Dataset records:

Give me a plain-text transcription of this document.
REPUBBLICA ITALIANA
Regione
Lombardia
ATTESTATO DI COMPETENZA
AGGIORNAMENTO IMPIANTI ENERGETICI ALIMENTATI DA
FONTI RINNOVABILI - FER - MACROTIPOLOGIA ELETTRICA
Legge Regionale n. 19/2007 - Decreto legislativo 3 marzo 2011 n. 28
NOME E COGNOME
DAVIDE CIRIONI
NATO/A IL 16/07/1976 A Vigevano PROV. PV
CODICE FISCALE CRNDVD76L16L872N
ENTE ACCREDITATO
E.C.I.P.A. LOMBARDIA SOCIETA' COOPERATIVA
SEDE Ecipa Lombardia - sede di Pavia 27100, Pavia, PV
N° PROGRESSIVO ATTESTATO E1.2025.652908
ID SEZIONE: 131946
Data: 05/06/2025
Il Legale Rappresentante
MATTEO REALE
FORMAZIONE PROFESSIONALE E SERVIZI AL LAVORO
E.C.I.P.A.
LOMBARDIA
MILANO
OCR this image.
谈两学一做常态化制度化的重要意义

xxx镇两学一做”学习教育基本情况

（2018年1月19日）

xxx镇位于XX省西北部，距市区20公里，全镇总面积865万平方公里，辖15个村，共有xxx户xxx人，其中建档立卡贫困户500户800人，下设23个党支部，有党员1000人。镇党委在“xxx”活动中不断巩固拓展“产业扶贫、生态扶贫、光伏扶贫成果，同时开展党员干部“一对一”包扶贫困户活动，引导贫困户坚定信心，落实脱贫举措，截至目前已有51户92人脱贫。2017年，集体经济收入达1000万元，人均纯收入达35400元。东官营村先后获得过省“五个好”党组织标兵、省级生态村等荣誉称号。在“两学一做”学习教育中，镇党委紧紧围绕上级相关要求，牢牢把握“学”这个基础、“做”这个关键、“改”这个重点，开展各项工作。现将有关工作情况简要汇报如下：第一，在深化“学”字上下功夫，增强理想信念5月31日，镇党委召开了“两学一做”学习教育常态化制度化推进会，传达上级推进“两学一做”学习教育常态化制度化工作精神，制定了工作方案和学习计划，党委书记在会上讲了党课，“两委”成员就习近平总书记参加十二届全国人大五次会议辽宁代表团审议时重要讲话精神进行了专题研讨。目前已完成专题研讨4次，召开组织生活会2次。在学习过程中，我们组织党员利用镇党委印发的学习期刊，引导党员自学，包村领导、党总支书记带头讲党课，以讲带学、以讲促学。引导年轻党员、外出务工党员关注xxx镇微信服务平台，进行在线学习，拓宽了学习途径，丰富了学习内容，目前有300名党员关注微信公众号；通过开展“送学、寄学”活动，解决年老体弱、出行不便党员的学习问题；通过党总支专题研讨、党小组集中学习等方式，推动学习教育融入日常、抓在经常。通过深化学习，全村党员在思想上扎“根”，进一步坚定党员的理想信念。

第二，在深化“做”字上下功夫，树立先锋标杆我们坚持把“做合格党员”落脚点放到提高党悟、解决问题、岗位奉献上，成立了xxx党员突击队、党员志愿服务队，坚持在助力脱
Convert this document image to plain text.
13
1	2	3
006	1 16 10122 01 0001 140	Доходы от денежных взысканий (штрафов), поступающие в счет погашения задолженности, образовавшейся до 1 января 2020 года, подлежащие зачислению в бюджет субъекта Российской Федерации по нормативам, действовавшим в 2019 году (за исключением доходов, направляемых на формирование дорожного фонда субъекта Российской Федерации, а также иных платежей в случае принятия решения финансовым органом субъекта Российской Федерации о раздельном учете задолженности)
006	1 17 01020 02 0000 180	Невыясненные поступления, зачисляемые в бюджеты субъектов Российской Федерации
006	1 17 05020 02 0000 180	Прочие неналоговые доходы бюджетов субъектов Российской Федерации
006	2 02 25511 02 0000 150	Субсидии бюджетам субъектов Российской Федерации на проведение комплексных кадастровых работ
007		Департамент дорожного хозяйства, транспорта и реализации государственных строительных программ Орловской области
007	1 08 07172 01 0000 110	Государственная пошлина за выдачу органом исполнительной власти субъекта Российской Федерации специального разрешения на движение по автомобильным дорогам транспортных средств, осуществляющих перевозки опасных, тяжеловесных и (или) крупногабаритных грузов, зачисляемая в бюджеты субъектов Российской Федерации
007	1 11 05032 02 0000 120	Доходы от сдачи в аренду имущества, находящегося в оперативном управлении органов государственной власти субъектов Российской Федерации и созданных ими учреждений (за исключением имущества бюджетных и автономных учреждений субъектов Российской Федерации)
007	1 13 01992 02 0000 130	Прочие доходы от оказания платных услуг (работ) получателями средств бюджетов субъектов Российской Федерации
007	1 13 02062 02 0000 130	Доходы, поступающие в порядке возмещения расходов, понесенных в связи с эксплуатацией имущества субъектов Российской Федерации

Your goal: Select the lines in this material that hold the word "text", leaving none out.

Full output:
Give me a plain-text transcription of this document.
Convert this document image to plain text.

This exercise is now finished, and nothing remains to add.